### [Exercise aim]
Find each line with the word "September" in it, then give the total alone.

====== Dataset records

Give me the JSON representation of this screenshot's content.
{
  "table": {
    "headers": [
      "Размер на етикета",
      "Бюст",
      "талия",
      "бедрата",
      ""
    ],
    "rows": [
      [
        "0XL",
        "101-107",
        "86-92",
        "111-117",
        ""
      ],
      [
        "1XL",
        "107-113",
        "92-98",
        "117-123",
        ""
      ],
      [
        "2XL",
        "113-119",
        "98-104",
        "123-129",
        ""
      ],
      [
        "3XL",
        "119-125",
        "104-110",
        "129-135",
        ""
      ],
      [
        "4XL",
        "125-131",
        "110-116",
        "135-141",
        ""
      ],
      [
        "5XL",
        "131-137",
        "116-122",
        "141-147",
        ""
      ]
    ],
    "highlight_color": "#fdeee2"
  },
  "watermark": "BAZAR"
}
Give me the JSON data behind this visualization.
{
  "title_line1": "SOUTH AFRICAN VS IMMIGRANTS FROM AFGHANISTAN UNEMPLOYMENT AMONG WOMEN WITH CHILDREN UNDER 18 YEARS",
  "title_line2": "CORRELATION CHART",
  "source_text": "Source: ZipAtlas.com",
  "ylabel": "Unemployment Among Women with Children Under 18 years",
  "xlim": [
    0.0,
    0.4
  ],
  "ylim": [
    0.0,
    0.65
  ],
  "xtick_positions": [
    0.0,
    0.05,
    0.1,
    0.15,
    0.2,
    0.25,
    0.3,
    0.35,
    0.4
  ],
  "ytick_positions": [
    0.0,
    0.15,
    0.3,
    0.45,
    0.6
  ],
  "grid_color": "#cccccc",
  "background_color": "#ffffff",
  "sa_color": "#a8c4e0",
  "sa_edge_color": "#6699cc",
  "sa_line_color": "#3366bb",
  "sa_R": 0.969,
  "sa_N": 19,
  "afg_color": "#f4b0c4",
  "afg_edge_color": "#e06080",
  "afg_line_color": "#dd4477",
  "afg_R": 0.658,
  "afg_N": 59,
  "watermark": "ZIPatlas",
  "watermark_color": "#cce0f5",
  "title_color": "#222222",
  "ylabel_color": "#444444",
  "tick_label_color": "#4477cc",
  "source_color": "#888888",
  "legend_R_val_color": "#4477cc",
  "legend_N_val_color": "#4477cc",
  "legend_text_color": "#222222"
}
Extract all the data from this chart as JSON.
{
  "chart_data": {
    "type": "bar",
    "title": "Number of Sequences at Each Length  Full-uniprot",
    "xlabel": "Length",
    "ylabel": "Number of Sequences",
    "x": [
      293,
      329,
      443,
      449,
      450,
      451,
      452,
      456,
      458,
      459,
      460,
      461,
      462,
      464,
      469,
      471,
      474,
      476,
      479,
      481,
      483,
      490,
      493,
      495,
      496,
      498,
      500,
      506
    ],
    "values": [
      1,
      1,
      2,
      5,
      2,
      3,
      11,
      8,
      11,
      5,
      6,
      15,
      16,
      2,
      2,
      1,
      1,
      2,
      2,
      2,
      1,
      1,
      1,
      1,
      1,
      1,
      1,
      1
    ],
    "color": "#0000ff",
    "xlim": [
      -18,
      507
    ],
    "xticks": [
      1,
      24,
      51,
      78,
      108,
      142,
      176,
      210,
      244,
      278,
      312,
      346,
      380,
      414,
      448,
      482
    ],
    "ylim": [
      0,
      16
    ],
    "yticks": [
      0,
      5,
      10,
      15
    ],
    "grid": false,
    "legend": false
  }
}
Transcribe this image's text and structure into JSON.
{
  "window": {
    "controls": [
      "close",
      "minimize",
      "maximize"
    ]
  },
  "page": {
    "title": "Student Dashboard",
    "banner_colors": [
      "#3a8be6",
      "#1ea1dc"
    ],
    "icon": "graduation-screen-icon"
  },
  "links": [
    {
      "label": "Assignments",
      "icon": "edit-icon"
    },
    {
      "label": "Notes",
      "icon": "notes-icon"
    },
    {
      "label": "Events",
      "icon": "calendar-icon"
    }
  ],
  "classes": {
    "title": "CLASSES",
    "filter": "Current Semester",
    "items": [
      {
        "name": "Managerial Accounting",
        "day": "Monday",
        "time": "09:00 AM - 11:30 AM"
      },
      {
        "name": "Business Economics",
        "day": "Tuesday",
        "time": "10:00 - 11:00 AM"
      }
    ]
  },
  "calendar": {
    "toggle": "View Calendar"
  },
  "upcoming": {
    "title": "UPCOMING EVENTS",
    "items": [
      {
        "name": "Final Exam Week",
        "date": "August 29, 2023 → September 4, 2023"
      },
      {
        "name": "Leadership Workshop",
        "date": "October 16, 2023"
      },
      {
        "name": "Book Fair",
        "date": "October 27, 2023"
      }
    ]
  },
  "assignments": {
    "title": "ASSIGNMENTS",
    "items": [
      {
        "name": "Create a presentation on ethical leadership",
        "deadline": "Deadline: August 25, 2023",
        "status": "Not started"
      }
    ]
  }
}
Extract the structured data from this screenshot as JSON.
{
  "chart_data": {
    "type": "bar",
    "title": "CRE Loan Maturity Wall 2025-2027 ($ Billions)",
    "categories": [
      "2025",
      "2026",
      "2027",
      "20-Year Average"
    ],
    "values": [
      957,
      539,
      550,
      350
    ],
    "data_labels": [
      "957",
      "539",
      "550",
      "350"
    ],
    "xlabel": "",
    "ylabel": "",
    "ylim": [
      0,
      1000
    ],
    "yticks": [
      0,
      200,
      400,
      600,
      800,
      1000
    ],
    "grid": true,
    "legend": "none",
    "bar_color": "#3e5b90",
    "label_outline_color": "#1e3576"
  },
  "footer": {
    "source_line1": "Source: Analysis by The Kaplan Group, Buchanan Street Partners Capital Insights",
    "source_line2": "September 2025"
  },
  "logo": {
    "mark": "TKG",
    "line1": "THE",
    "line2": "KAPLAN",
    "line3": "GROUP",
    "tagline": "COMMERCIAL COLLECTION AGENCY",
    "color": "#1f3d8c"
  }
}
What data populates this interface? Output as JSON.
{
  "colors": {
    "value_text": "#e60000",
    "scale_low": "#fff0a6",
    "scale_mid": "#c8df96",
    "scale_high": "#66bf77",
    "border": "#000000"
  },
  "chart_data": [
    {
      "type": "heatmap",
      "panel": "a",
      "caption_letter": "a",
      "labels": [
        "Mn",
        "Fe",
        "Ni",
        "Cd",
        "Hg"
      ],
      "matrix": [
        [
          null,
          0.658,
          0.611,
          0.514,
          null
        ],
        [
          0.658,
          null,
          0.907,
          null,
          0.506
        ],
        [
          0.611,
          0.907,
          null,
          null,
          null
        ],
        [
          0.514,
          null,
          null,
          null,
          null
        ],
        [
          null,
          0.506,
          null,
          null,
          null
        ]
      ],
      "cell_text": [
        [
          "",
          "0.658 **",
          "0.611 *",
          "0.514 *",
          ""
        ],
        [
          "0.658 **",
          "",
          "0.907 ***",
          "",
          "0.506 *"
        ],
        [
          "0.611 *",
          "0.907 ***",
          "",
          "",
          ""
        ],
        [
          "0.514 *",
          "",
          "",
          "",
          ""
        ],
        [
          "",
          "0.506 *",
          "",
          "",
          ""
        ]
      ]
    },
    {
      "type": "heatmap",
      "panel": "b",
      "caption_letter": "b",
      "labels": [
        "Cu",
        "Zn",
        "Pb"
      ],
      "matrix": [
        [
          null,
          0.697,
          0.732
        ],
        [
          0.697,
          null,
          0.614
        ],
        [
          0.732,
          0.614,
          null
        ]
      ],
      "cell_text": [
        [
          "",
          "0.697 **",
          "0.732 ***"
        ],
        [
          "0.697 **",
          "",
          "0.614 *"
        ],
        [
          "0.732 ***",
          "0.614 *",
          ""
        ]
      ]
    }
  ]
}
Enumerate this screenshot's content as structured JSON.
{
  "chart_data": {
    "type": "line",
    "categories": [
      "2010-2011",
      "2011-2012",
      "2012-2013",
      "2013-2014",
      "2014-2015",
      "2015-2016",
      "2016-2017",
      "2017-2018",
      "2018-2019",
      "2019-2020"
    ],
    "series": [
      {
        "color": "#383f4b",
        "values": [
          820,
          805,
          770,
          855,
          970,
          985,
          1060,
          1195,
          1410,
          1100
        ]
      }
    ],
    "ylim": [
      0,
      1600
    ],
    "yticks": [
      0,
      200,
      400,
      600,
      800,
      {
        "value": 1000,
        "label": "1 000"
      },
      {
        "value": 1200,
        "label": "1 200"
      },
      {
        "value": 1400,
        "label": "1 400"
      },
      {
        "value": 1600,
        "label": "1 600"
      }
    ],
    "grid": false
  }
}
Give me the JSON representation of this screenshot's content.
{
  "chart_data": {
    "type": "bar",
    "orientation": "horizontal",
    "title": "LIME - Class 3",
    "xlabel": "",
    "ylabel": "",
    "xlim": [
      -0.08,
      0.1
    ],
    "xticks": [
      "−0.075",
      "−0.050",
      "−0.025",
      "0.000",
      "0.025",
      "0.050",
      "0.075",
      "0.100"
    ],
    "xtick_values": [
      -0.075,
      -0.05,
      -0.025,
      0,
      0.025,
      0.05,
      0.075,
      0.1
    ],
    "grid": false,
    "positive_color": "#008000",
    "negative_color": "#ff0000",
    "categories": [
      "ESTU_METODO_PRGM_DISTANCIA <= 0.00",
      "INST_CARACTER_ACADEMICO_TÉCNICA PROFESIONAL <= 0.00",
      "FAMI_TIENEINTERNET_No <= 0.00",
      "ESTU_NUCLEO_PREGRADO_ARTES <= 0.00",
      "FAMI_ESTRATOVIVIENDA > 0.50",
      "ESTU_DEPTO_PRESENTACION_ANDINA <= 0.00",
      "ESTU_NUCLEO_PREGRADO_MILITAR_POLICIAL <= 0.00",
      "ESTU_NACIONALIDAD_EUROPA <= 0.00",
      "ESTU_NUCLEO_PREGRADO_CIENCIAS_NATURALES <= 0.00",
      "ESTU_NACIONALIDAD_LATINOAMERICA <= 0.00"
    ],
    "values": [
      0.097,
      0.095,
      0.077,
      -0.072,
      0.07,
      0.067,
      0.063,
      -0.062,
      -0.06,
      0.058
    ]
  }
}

============

### [Exercise output]
2